→ WHAT TO WORK ON
Each record that follows should be repeated exactly, minus any images.

→ GIVEN DATA
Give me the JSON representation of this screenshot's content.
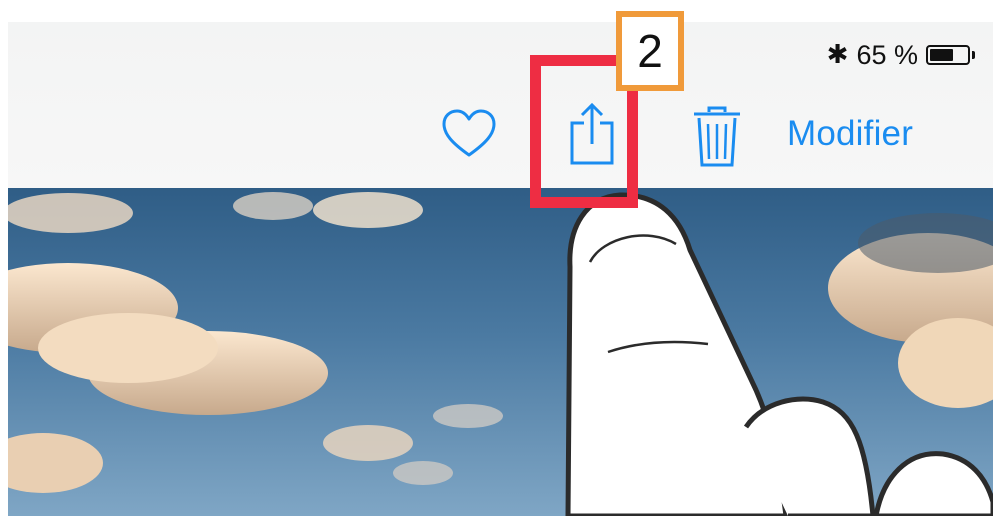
{
  "status_bar": {
    "bluetooth_symbol": "✱",
    "battery_text": "65 %",
    "battery_level": 0.65
  },
  "toolbar": {
    "favorite_icon": "heart-icon",
    "share_icon": "share-icon",
    "delete_icon": "trash-icon",
    "edit_label": "Modifier"
  },
  "annotation": {
    "step_number": "2",
    "highlight_color": "#ee2d43",
    "badge_color": "#f09a3a",
    "accent_color": "#1a8cf0"
  }
}
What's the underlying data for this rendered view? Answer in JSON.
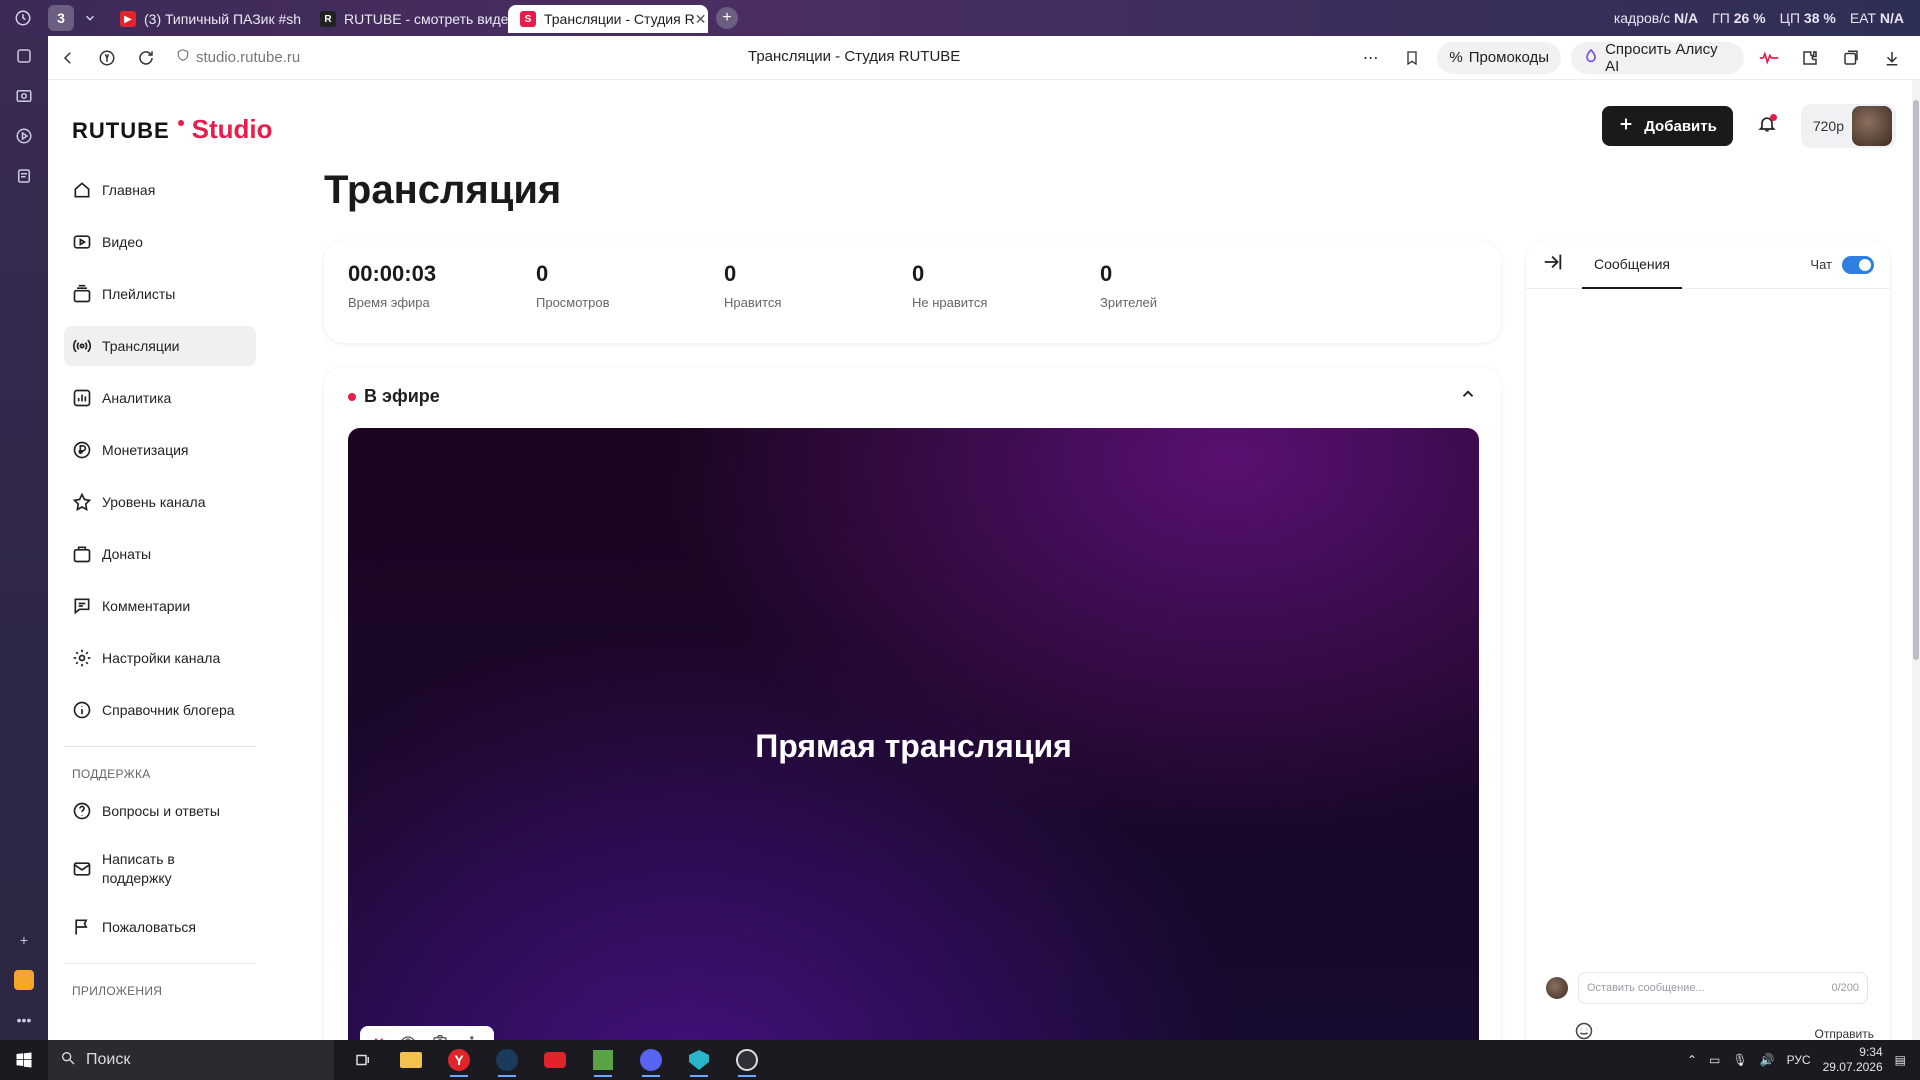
{
  "browser": {
    "tab_count": "3",
    "tabs": [
      {
        "label": "(3) Типичный ПАЗик #sh",
        "icon": "youtube-icon",
        "color": "#e0242a"
      },
      {
        "label": "RUTUBE - смотреть виде",
        "icon": "rutube-icon",
        "color": "#222222"
      },
      {
        "label": "Трансляции - Студия R",
        "icon": "rutube-studio-icon",
        "color": "#e51e4b"
      }
    ],
    "sys_stats": [
      {
        "label": "кадров/с",
        "value": "N/A"
      },
      {
        "label": "ГП",
        "value": "26 %"
      },
      {
        "label": "ЦП",
        "value": "38 %"
      },
      {
        "label": "ЕАТ",
        "value": "N/A"
      }
    ],
    "url": "studio.rutube.ru",
    "page_title": "Трансляции - Студия RUTUBE",
    "promo_label": "Промокоды",
    "alice_label": "Спросить Алису AI"
  },
  "app": {
    "logo_main": "RUTUBE",
    "logo_sub": "Studio",
    "add_button": "Добавить",
    "quality": "720p",
    "accent_color": "#e51e4b"
  },
  "sidebar": {
    "items": [
      {
        "label": "Главная",
        "icon": "home-icon"
      },
      {
        "label": "Видео",
        "icon": "video-icon"
      },
      {
        "label": "Плейлисты",
        "icon": "playlist-icon"
      },
      {
        "label": "Трансляции",
        "icon": "broadcast-icon",
        "active": true
      },
      {
        "label": "Аналитика",
        "icon": "analytics-icon"
      },
      {
        "label": "Монетизация",
        "icon": "monetization-icon"
      },
      {
        "label": "Уровень канала",
        "icon": "star-icon"
      },
      {
        "label": "Донаты",
        "icon": "donate-icon"
      },
      {
        "label": "Комментарии",
        "icon": "comment-icon"
      },
      {
        "label": "Настройки канала",
        "icon": "gear-icon"
      },
      {
        "label": "Справочник блогера",
        "icon": "info-icon"
      }
    ],
    "support_title": "ПОДДЕРЖКА",
    "support_items": [
      {
        "label": "Вопросы и ответы",
        "icon": "question-icon"
      },
      {
        "label": "Написать в поддержку",
        "icon": "mail-icon"
      },
      {
        "label": "Пожаловаться",
        "icon": "flag-icon"
      }
    ],
    "apps_title": "ПРИЛОЖЕНИЯ"
  },
  "main": {
    "title": "Трансляция",
    "stats": [
      {
        "value": "00:00:03",
        "label": "Время эфира"
      },
      {
        "value": "0",
        "label": "Просмотров"
      },
      {
        "value": "0",
        "label": "Нравится"
      },
      {
        "value": "0",
        "label": "Не нравится"
      },
      {
        "value": "0",
        "label": "Зрителей"
      }
    ],
    "live_label": "В эфире",
    "player_title": "Прямая трансляция"
  },
  "chat": {
    "tab_label": "Сообщения",
    "chat_label": "Чат",
    "chat_enabled": true,
    "placeholder": "Оставить сообщение...",
    "counter": "0/200",
    "send_label": "Отправить"
  },
  "taskbar": {
    "search_label": "Поиск",
    "lang": "РУС",
    "time": "9:34",
    "date": "29.07.2026"
  }
}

→ EXERCISE SOLUTION
Give me the JSON representation of this screenshot's content.
{
  "status_bar": {
    "bluetooth_symbol": "✱",
    "battery_text": "65 %",
    "battery_level": 0.65
  },
  "toolbar": {
    "favorite_icon": "heart-icon",
    "share_icon": "share-icon",
    "delete_icon": "trash-icon",
    "edit_label": "Modifier"
  },
  "annotation": {
    "step_number": "2",
    "highlight_color": "#ee2d43",
    "badge_color": "#f09a3a",
    "accent_color": "#1a8cf0"
  }
}
What's the underlying data for this rendered view? Answer in JSON.
{
  "browser": {
    "tab_count": "3",
    "tabs": [
      {
        "label": "(3) Типичный ПАЗик #sh",
        "icon": "youtube-icon",
        "color": "#e0242a"
      },
      {
        "label": "RUTUBE - смотреть виде",
        "icon": "rutube-icon",
        "color": "#222222"
      },
      {
        "label": "Трансляции - Студия R",
        "icon": "rutube-studio-icon",
        "color": "#e51e4b"
      }
    ],
    "sys_stats": [
      {
        "label": "кадров/с",
        "value": "N/A"
      },
      {
        "label": "ГП",
        "value": "26 %"
      },
      {
        "label": "ЦП",
        "value": "38 %"
      },
      {
        "label": "ЕАТ",
        "value": "N/A"
      }
    ],
    "url": "studio.rutube.ru",
    "page_title": "Трансляции - Студия RUTUBE",
    "promo_label": "Промокоды",
    "alice_label": "Спросить Алису AI"
  },
  "app": {
    "logo_main": "RUTUBE",
    "logo_sub": "Studio",
    "add_button": "Добавить",
    "quality": "720p",
    "accent_color": "#e51e4b"
  },
  "sidebar": {
    "items": [
      {
        "label": "Главная",
        "icon": "home-icon"
      },
      {
        "label": "Видео",
        "icon": "video-icon"
      },
      {
        "label": "Плейлисты",
        "icon": "playlist-icon"
      },
      {
        "label": "Трансляции",
        "icon": "broadcast-icon",
        "active": true
      },
      {
        "label": "Аналитика",
        "icon": "analytics-icon"
      },
      {
        "label": "Монетизация",
        "icon": "monetization-icon"
      },
      {
        "label": "Уровень канала",
        "icon": "star-icon"
      },
      {
        "label": "Донаты",
        "icon": "donate-icon"
      },
      {
        "label": "Комментарии",
        "icon": "comment-icon"
      },
      {
        "label": "Настройки канала",
        "icon": "gear-icon"
      },
      {
        "label": "Справочник блогера",
        "icon": "info-icon"
      }
    ],
    "support_title": "ПОДДЕРЖКА",
    "support_items": [
      {
        "label": "Вопросы и ответы",
        "icon": "question-icon"
      },
      {
        "label": "Написать в поддержку",
        "icon": "mail-icon"
      },
      {
        "label": "Пожаловаться",
        "icon": "flag-icon"
      }
    ],
    "apps_title": "ПРИЛОЖЕНИЯ"
  },
  "main": {
    "title": "Трансляция",
    "stats": [
      {
        "value": "00:00:03",
        "label": "Время эфира"
      },
      {
        "value": "0",
        "label": "Просмотров"
      },
      {
        "value": "0",
        "label": "Нравится"
      },
      {
        "value": "0",
        "label": "Не нравится"
      },
      {
        "value": "0",
        "label": "Зрителей"
      }
    ],
    "live_label": "В эфире",
    "player_title": "Прямая трансляция"
  },
  "chat": {
    "tab_label": "Сообщения",
    "chat_label": "Чат",
    "chat_enabled": true,
    "placeholder": "Оставить сообщение...",
    "counter": "0/200",
    "send_label": "Отправить"
  },
  "taskbar": {
    "search_label": "Поиск",
    "lang": "РУС",
    "time": "9:34",
    "date": "29.07.2026"
  }
}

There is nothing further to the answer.